EXERCISE DIRECTIONS: Print the entries below in their entirety, exactly as they are written.
[Start of DATA SUPPLIED]
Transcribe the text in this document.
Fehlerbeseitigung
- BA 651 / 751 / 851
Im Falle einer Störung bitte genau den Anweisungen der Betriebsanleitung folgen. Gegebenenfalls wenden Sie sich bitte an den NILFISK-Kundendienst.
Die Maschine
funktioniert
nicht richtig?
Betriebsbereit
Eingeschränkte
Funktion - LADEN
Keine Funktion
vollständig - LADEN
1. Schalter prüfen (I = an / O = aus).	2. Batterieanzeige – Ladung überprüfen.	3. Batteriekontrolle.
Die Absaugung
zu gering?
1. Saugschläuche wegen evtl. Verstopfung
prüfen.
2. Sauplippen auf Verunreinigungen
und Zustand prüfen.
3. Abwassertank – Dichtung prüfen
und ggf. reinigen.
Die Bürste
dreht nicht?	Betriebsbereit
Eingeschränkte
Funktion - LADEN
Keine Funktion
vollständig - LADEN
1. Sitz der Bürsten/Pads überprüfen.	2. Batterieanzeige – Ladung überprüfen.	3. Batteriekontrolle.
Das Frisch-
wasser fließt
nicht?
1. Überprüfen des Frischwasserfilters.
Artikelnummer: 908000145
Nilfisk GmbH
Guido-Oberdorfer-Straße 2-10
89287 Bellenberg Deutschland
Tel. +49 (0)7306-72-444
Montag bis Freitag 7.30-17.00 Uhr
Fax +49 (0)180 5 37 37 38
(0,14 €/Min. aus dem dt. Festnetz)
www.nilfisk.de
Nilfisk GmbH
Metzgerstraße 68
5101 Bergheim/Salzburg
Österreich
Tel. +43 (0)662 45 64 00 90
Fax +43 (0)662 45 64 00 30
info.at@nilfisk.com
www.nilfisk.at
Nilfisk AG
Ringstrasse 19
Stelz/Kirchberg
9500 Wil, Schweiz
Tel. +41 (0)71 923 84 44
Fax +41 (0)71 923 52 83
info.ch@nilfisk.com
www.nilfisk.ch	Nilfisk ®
[End of DATA SUPPLIED]
REPLY TO THE EXERCISE:
Transcribe the text in this document.
Fehlerbeseitigung
- BA 651 / 751 / 851
Im Falle einer Störung bitte genau den Anweisungen der Betriebsanleitung folgen. Gegebenenfalls wenden Sie sich bitte an den NILFISK-Kundendienst.
Die Maschine
funktioniert
nicht richtig?
Betriebsbereit
Eingeschränkte
Funktion - LADEN
Keine Funktion
vollständig - LADEN
1. Schalter prüfen (I = an / O = aus).	2. Batterieanzeige – Ladung überprüfen.	3. Batteriekontrolle.
Die Absaugung
zu gering?
1. Saugschläuche wegen evtl. Verstopfung
prüfen.
2. Sauplippen auf Verunreinigungen
und Zustand prüfen.
3. Abwassertank – Dichtung prüfen
und ggf. reinigen.
Die Bürste
dreht nicht?	Betriebsbereit
Eingeschränkte
Funktion - LADEN
Keine Funktion
vollständig - LADEN
1. Sitz der Bürsten/Pads überprüfen.	2. Batterieanzeige – Ladung überprüfen.	3. Batteriekontrolle.
Das Frisch-
wasser fließt
nicht?
1. Überprüfen des Frischwasserfilters.
Artikelnummer: 908000145
Nilfisk GmbH
Guido-Oberdorfer-Straße 2-10
89287 Bellenberg Deutschland
Tel. +49 (0)7306-72-444
Montag bis Freitag 7.30-17.00 Uhr
Fax +49 (0)180 5 37 37 38
(0,14 €/Min. aus dem dt. Festnetz)
www.nilfisk.de
Nilfisk GmbH
Metzgerstraße 68
5101 Bergheim/Salzburg
Österreich
Tel. +43 (0)662 45 64 00 90
Fax +43 (0)662 45 64 00 30
info.at@nilfisk.com
www.nilfisk.at
Nilfisk AG
Ringstrasse 19
Stelz/Kirchberg
9500 Wil, Schweiz
Tel. +41 (0)71 923 84 44
Fax +41 (0)71 923 52 83
info.ch@nilfisk.com
www.nilfisk.ch	Nilfisk ®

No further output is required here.